» **Supplied information**:
------------------------------------------------

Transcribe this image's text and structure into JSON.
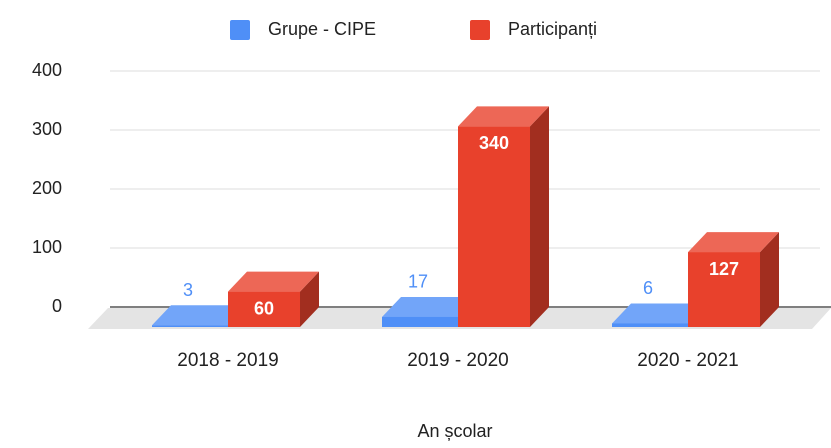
{
  "chart_data": {
    "type": "bar3d",
    "x_label": "An școlar",
    "categories": [
      "2018 - 2019",
      "2019 - 2020",
      "2020 - 2021"
    ],
    "series": [
      {
        "name": "Grupe - CIPE",
        "color": "#4f8ff7",
        "values": [
          3,
          17,
          6
        ]
      },
      {
        "name": "Participanți",
        "color": "#e8412c",
        "values": [
          60,
          340,
          127
        ]
      }
    ],
    "ylim": [
      0,
      400
    ],
    "yticks": [
      0,
      100,
      200,
      300,
      400
    ],
    "grid": true,
    "legend": "top"
  }
}
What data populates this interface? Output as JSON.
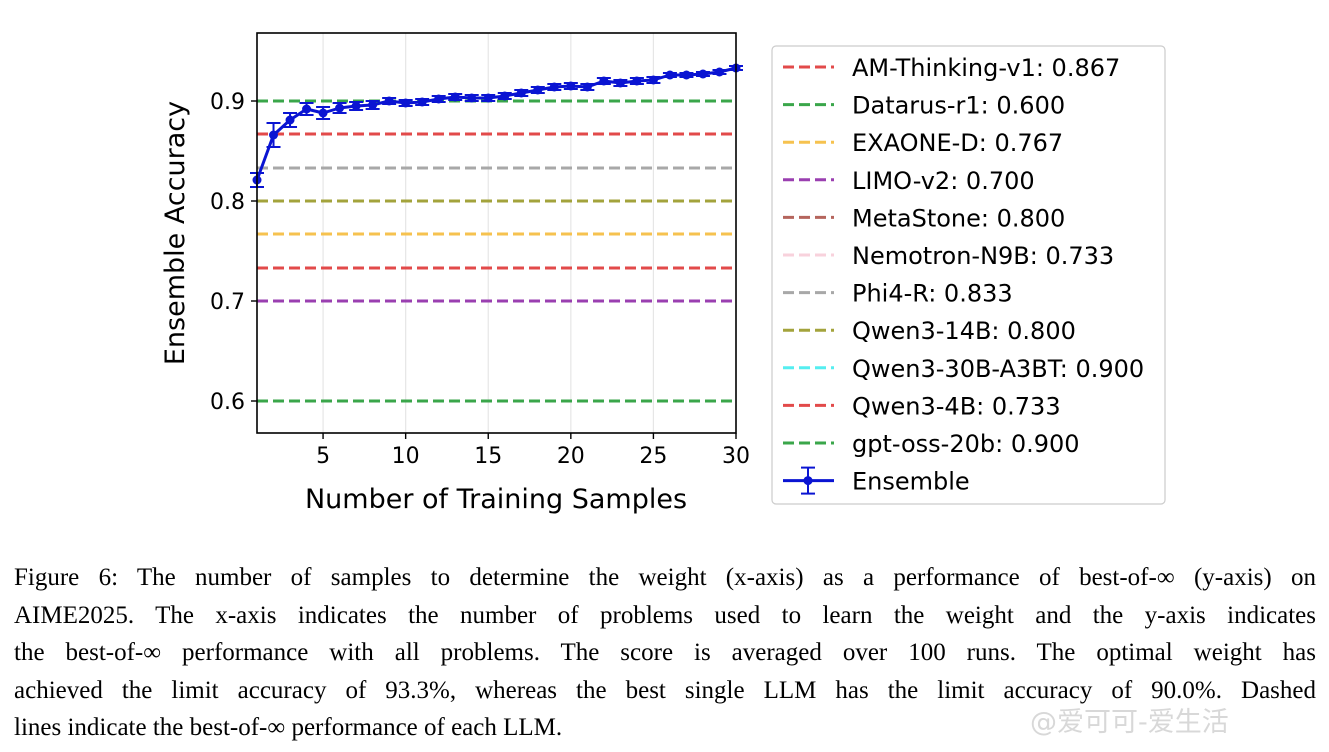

------------------------------------------------

» **Written exercise**:
Print out the whole of the material word for word, without pictures.

» **Task response**:
Transcribe this image's text and structure into JSON.
{
  "chart_data": {
    "type": "bar3d",
    "x_label": "An școlar",
    "categories": [
      "2018 - 2019",
      "2019 - 2020",
      "2020 - 2021"
    ],
    "series": [
      {
        "name": "Grupe - CIPE",
        "color": "#4f8ff7",
        "values": [
          3,
          17,
          6
        ]
      },
      {
        "name": "Participanți",
        "color": "#e8412c",
        "values": [
          60,
          340,
          127
        ]
      }
    ],
    "ylim": [
      0,
      400
    ],
    "yticks": [
      0,
      100,
      200,
      300,
      400
    ],
    "grid": true,
    "legend": "top"
  }
}
What data populates this interface? Output as JSON.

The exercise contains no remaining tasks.